*** EXCERPTED DATA

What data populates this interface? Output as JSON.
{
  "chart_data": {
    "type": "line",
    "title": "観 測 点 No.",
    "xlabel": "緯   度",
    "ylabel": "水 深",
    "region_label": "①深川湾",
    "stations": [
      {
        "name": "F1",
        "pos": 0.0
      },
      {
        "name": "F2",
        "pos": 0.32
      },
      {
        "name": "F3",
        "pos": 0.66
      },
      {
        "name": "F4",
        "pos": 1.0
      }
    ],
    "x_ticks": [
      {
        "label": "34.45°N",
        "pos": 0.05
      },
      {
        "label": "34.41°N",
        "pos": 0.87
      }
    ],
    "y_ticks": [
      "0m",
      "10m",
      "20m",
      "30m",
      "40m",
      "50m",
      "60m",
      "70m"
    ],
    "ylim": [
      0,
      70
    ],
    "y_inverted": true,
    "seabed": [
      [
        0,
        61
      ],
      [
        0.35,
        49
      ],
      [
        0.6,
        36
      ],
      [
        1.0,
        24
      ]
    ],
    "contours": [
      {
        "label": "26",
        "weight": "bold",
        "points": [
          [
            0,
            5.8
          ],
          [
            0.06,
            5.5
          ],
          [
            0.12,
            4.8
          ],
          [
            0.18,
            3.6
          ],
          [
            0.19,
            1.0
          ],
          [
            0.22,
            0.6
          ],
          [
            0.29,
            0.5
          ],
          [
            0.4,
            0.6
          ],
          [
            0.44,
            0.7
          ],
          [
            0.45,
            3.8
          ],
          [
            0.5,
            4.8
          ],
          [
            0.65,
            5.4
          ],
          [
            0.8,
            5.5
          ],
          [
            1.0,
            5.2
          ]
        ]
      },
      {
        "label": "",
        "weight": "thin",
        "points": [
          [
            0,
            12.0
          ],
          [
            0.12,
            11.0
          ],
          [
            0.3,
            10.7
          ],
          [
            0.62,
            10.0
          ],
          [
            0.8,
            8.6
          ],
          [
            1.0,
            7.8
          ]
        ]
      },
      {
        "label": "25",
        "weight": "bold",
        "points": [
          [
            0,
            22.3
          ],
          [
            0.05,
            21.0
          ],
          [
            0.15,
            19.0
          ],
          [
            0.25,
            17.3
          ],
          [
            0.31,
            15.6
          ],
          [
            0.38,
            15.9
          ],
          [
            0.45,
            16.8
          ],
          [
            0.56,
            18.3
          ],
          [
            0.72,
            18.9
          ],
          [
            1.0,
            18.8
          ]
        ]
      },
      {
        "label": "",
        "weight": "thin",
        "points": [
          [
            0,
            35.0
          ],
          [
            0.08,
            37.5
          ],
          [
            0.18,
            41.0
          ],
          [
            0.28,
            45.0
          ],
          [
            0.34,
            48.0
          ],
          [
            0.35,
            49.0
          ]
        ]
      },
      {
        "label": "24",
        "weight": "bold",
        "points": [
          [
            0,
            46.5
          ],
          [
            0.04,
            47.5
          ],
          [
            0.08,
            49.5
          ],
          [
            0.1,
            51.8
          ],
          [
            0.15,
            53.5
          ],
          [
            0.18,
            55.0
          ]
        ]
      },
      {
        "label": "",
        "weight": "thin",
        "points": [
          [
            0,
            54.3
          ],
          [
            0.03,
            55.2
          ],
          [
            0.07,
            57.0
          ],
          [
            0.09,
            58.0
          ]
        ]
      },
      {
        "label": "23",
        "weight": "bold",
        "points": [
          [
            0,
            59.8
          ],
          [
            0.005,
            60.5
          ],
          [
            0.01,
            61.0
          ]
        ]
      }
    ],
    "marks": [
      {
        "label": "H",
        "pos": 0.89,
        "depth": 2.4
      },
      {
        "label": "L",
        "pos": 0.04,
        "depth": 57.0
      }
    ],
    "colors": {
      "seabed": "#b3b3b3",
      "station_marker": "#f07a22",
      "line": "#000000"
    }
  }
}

******

__TO BE DONE__
Could you quote the material above in full, exactly as it stands?

__FINISHED EXERCISE__
What data populates this interface? Output as JSON.
{
  "chart_data": {
    "type": "line",
    "title": "観 測 点 No.",
    "xlabel": "緯   度",
    "ylabel": "水 深",
    "region_label": "①深川湾",
    "stations": [
      {
        "name": "F1",
        "pos": 0.0
      },
      {
        "name": "F2",
        "pos": 0.32
      },
      {
        "name": "F3",
        "pos": 0.66
      },
      {
        "name": "F4",
        "pos": 1.0
      }
    ],
    "x_ticks": [
      {
        "label": "34.45°N",
        "pos": 0.05
      },
      {
        "label": "34.41°N",
        "pos": 0.87
      }
    ],
    "y_ticks": [
      "0m",
      "10m",
      "20m",
      "30m",
      "40m",
      "50m",
      "60m",
      "70m"
    ],
    "ylim": [
      0,
      70
    ],
    "y_inverted": true,
    "seabed": [
      [
        0,
        61
      ],
      [
        0.35,
        49
      ],
      [
        0.6,
        36
      ],
      [
        1.0,
        24
      ]
    ],
    "contours": [
      {
        "label": "26",
        "weight": "bold",
        "points": [
          [
            0,
            5.8
          ],
          [
            0.06,
            5.5
          ],
          [
            0.12,
            4.8
          ],
          [
            0.18,
            3.6
          ],
          [
            0.19,
            1.0
          ],
          [
            0.22,
            0.6
          ],
          [
            0.29,
            0.5
          ],
          [
            0.4,
            0.6
          ],
          [
            0.44,
            0.7
          ],
          [
            0.45,
            3.8
          ],
          [
            0.5,
            4.8
          ],
          [
            0.65,
            5.4
          ],
          [
            0.8,
            5.5
          ],
          [
            1.0,
            5.2
          ]
        ]
      },
      {
        "label": "",
        "weight": "thin",
        "points": [
          [
            0,
            12.0
          ],
          [
            0.12,
            11.0
          ],
          [
            0.3,
            10.7
          ],
          [
            0.62,
            10.0
          ],
          [
            0.8,
            8.6
          ],
          [
            1.0,
            7.8
          ]
        ]
      },
      {
        "label": "25",
        "weight": "bold",
        "points": [
          [
            0,
            22.3
          ],
          [
            0.05,
            21.0
          ],
          [
            0.15,
            19.0
          ],
          [
            0.25,
            17.3
          ],
          [
            0.31,
            15.6
          ],
          [
            0.38,
            15.9
          ],
          [
            0.45,
            16.8
          ],
          [
            0.56,
            18.3
          ],
          [
            0.72,
            18.9
          ],
          [
            1.0,
            18.8
          ]
        ]
      },
      {
        "label": "",
        "weight": "thin",
        "points": [
          [
            0,
            35.0
          ],
          [
            0.08,
            37.5
          ],
          [
            0.18,
            41.0
          ],
          [
            0.28,
            45.0
          ],
          [
            0.34,
            48.0
          ],
          [
            0.35,
            49.0
          ]
        ]
      },
      {
        "label": "24",
        "weight": "bold",
        "points": [
          [
            0,
            46.5
          ],
          [
            0.04,
            47.5
          ],
          [
            0.08,
            49.5
          ],
          [
            0.1,
            51.8
          ],
          [
            0.15,
            53.5
          ],
          [
            0.18,
            55.0
          ]
        ]
      },
      {
        "label": "",
        "weight": "thin",
        "points": [
          [
            0,
            54.3
          ],
          [
            0.03,
            55.2
          ],
          [
            0.07,
            57.0
          ],
          [
            0.09,
            58.0
          ]
        ]
      },
      {
        "label": "23",
        "weight": "bold",
        "points": [
          [
            0,
            59.8
          ],
          [
            0.005,
            60.5
          ],
          [
            0.01,
            61.0
          ]
        ]
      }
    ],
    "marks": [
      {
        "label": "H",
        "pos": 0.89,
        "depth": 2.4
      },
      {
        "label": "L",
        "pos": 0.04,
        "depth": 57.0
      }
    ],
    "colors": {
      "seabed": "#b3b3b3",
      "station_marker": "#f07a22",
      "line": "#000000"
    }
  }
}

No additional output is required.